Would it be possible to write out each entry below exactly, without the pictures?

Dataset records

▬▬▬▬▬▬▬▬▬▬

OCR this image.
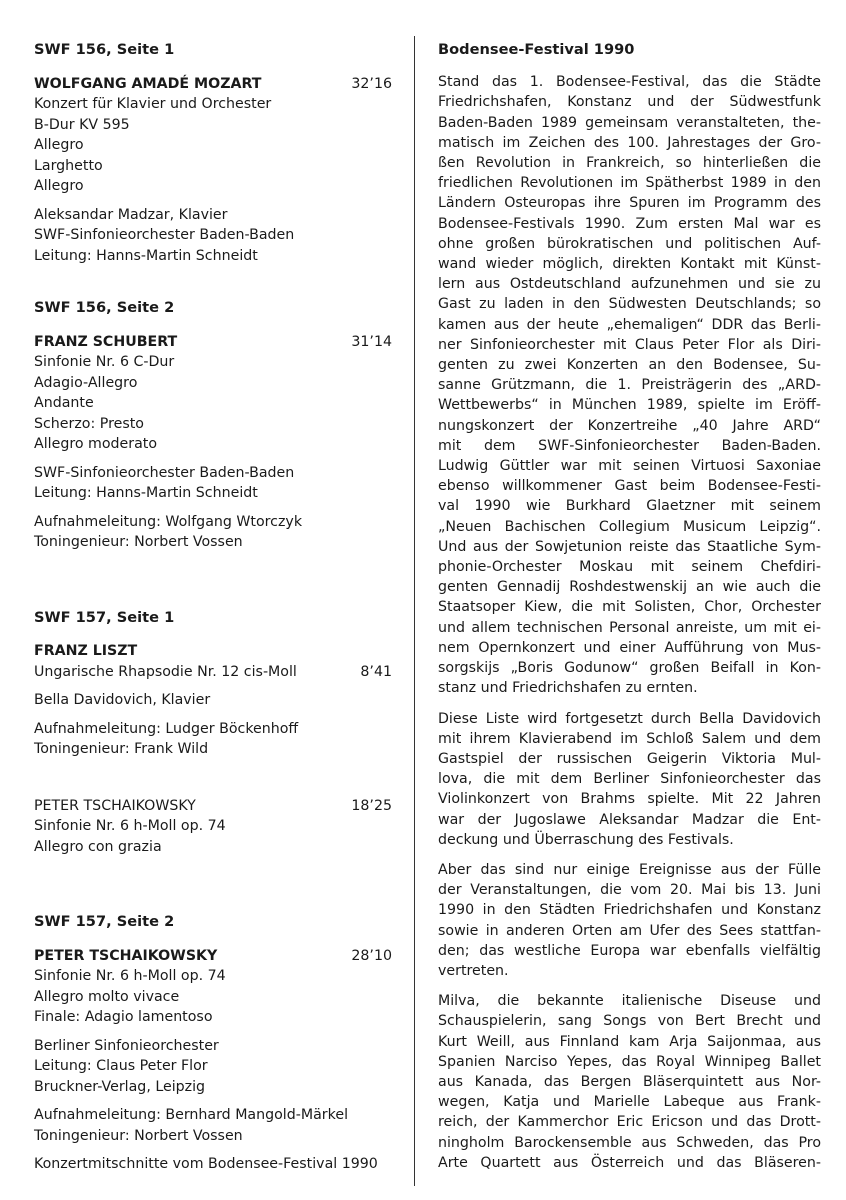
SWF 156, Seite 1
WOLFGANG AMADÉ MOZART	32’16
Konzert für Klavier und Orchester
B-Dur KV 595
Allegro
Larghetto
Allegro
Aleksandar Madzar, Klavier
SWF-Sinfonieorchester Baden-Baden
Leitung: Hanns-Martin Schneidt
SWF 156, Seite 2
FRANZ SCHUBERT	31’14
Sinfonie Nr. 6 C-Dur
Adagio-Allegro
Andante
Scherzo: Presto
Allegro moderato
SWF-Sinfonieorchester Baden-Baden
Leitung: Hanns-Martin Schneidt
Aufnahmeleitung: Wolfgang Wtorczyk
Toningenieur: Norbert Vossen
SWF 157, Seite 1
FRANZ LISZT
Ungarische Rhapsodie Nr. 12 cis-Moll	8’41
Bella Davidovich, Klavier
Aufnahmeleitung: Ludger Böckenhoff
Toningenieur: Frank Wild
PETER TSCHAIKOWSKY	18’25
Sinfonie Nr. 6 h-Moll op. 74
Allegro con grazia
SWF 157, Seite 2
PETER TSCHAIKOWSKY	28’10
Sinfonie Nr. 6 h-Moll op. 74
Allegro molto vivace
Finale: Adagio lamentoso
Berliner Sinfonieorchester
Leitung: Claus Peter Flor
Bruckner-Verlag, Leipzig
Aufnahmeleitung: Bernhard Mangold-Märkel
Toningenieur: Norbert Vossen
Konzertmitschnitte vom Bodensee-Festival 1990
Bodensee-Festival 1990
Stand das 1. Bodensee-Festival, das die Städte
Friedrichshafen, Konstanz und der Südwestfunk
Baden-Baden 1989 gemeinsam veranstalteten, the-
matisch im Zeichen des 100. Jahrestages der Gro-
ßen Revolution in Frankreich, so hinterließen die
friedlichen Revolutionen im Spätherbst 1989 in den
Ländern Osteuropas ihre Spuren im Programm des
Bodensee-Festivals 1990. Zum ersten Mal war es
ohne großen bürokratischen und politischen Auf-
wand wieder möglich, direkten Kontakt mit Künst-
lern aus Ostdeutschland aufzunehmen und sie zu
Gast zu laden in den Südwesten Deutschlands; so
kamen aus der heute „ehemaligen“ DDR das Berli-
ner Sinfonieorchester mit Claus Peter Flor als Diri-
genten zu zwei Konzerten an den Bodensee, Su-
sanne Grützmann, die 1. Preisträgerin des „ARD-
Wettbewerbs“ in München 1989, spielte im Eröff-
nungskonzert der Konzertreihe „40 Jahre ARD“
mit dem SWF-Sinfonieorchester Baden-Baden.
Ludwig Güttler war mit seinen Virtuosi Saxoniae
ebenso willkommener Gast beim Bodensee-Festi-
val 1990 wie Burkhard Glaetzner mit seinem
„Neuen Bachischen Collegium Musicum Leipzig“.
Und aus der Sowjetunion reiste das Staatliche Sym-
phonie-Orchester Moskau mit seinem Chefdiri-
genten Gennadij Roshdestwenskij an wie auch die
Staatsoper Kiew, die mit Solisten, Chor, Orchester
und allem technischen Personal anreiste, um mit ei-
nem Opernkonzert und einer Aufführung von Mus-
sorgskijs „Boris Godunow“ großen Beifall in Kon-
stanz und Friedrichshafen zu ernten.
Diese Liste wird fortgesetzt durch Bella Davidovich
mit ihrem Klavierabend im Schloß Salem und dem
Gastspiel der russischen Geigerin Viktoria Mul-
lova, die mit dem Berliner Sinfonieorchester das
Violinkonzert von Brahms spielte. Mit 22 Jahren
war der Jugoslawe Aleksandar Madzar die Ent-
deckung und Überraschung des Festivals.
Aber das sind nur einige Ereignisse aus der Fülle
der Veranstaltungen, die vom 20. Mai bis 13. Juni
1990 in den Städten Friedrichshafen und Konstanz
sowie in anderen Orten am Ufer des Sees stattfan-
den; das westliche Europa war ebenfalls vielfältig
vertreten.
Milva, die bekannte italienische Diseuse und
Schauspielerin, sang Songs von Bert Brecht und
Kurt Weill, aus Finnland kam Arja Saijonmaa, aus
Spanien Narciso Yepes, das Royal Winnipeg Ballet
aus Kanada, das Bergen Bläserquintett aus Nor-
wegen, Katja und Marielle Labeque aus Frank-
reich, der Kammerchor Eric Ericson und das Drott-
ningholm Barockensemble aus Schweden, das Pro
Arte Quartett aus Österreich und das Bläseren-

▬▬▬▬▬▬▬▬▬▬

◆ **TASK RESPONSE**
OCR this image.
SWF 156, Seite 1
WOLFGANG AMADÉ MOZART	32’16
Konzert für Klavier und Orchester
B-Dur KV 595
Allegro
Larghetto
Allegro
Aleksandar Madzar, Klavier
SWF-Sinfonieorchester Baden-Baden
Leitung: Hanns-Martin Schneidt
SWF 156, Seite 2
FRANZ SCHUBERT	31’14
Sinfonie Nr. 6 C-Dur
Adagio-Allegro
Andante
Scherzo: Presto
Allegro moderato
SWF-Sinfonieorchester Baden-Baden
Leitung: Hanns-Martin Schneidt
Aufnahmeleitung: Wolfgang Wtorczyk
Toningenieur: Norbert Vossen
SWF 157, Seite 1
FRANZ LISZT
Ungarische Rhapsodie Nr. 12 cis-Moll	8’41
Bella Davidovich, Klavier
Aufnahmeleitung: Ludger Böckenhoff
Toningenieur: Frank Wild
PETER TSCHAIKOWSKY	18’25
Sinfonie Nr. 6 h-Moll op. 74
Allegro con grazia
SWF 157, Seite 2
PETER TSCHAIKOWSKY	28’10
Sinfonie Nr. 6 h-Moll op. 74
Allegro molto vivace
Finale: Adagio lamentoso
Berliner Sinfonieorchester
Leitung: Claus Peter Flor
Bruckner-Verlag, Leipzig
Aufnahmeleitung: Bernhard Mangold-Märkel
Toningenieur: Norbert Vossen
Konzertmitschnitte vom Bodensee-Festival 1990
Bodensee-Festival 1990
Stand das 1. Bodensee-Festival, das die Städte
Friedrichshafen, Konstanz und der Südwestfunk
Baden-Baden 1989 gemeinsam veranstalteten, the-
matisch im Zeichen des 100. Jahrestages der Gro-
ßen Revolution in Frankreich, so hinterließen die
friedlichen Revolutionen im Spätherbst 1989 in den
Ländern Osteuropas ihre Spuren im Programm des
Bodensee-Festivals 1990. Zum ersten Mal war es
ohne großen bürokratischen und politischen Auf-
wand wieder möglich, direkten Kontakt mit Künst-
lern aus Ostdeutschland aufzunehmen und sie zu
Gast zu laden in den Südwesten Deutschlands; so
kamen aus der heute „ehemaligen“ DDR das Berli-
ner Sinfonieorchester mit Claus Peter Flor als Diri-
genten zu zwei Konzerten an den Bodensee, Su-
sanne Grützmann, die 1. Preisträgerin des „ARD-
Wettbewerbs“ in München 1989, spielte im Eröff-
nungskonzert der Konzertreihe „40 Jahre ARD“
mit dem SWF-Sinfonieorchester Baden-Baden.
Ludwig Güttler war mit seinen Virtuosi Saxoniae
ebenso willkommener Gast beim Bodensee-Festi-
val 1990 wie Burkhard Glaetzner mit seinem
„Neuen Bachischen Collegium Musicum Leipzig“.
Und aus der Sowjetunion reiste das Staatliche Sym-
phonie-Orchester Moskau mit seinem Chefdiri-
genten Gennadij Roshdestwenskij an wie auch die
Staatsoper Kiew, die mit Solisten, Chor, Orchester
und allem technischen Personal anreiste, um mit ei-
nem Opernkonzert und einer Aufführung von Mus-
sorgskijs „Boris Godunow“ großen Beifall in Kon-
stanz und Friedrichshafen zu ernten.
Diese Liste wird fortgesetzt durch Bella Davidovich
mit ihrem Klavierabend im Schloß Salem und dem
Gastspiel der russischen Geigerin Viktoria Mul-
lova, die mit dem Berliner Sinfonieorchester das
Violinkonzert von Brahms spielte. Mit 22 Jahren
war der Jugoslawe Aleksandar Madzar die Ent-
deckung und Überraschung des Festivals.
Aber das sind nur einige Ereignisse aus der Fülle
der Veranstaltungen, die vom 20. Mai bis 13. Juni
1990 in den Städten Friedrichshafen und Konstanz
sowie in anderen Orten am Ufer des Sees stattfan-
den; das westliche Europa war ebenfalls vielfältig
vertreten.
Milva, die bekannte italienische Diseuse und
Schauspielerin, sang Songs von Bert Brecht und
Kurt Weill, aus Finnland kam Arja Saijonmaa, aus
Spanien Narciso Yepes, das Royal Winnipeg Ballet
aus Kanada, das Bergen Bläserquintett aus Nor-
wegen, Katja und Marielle Labeque aus Frank-
reich, der Kammerchor Eric Ericson und das Drott-
ningholm Barockensemble aus Schweden, das Pro
Arte Quartett aus Österreich und das Bläseren-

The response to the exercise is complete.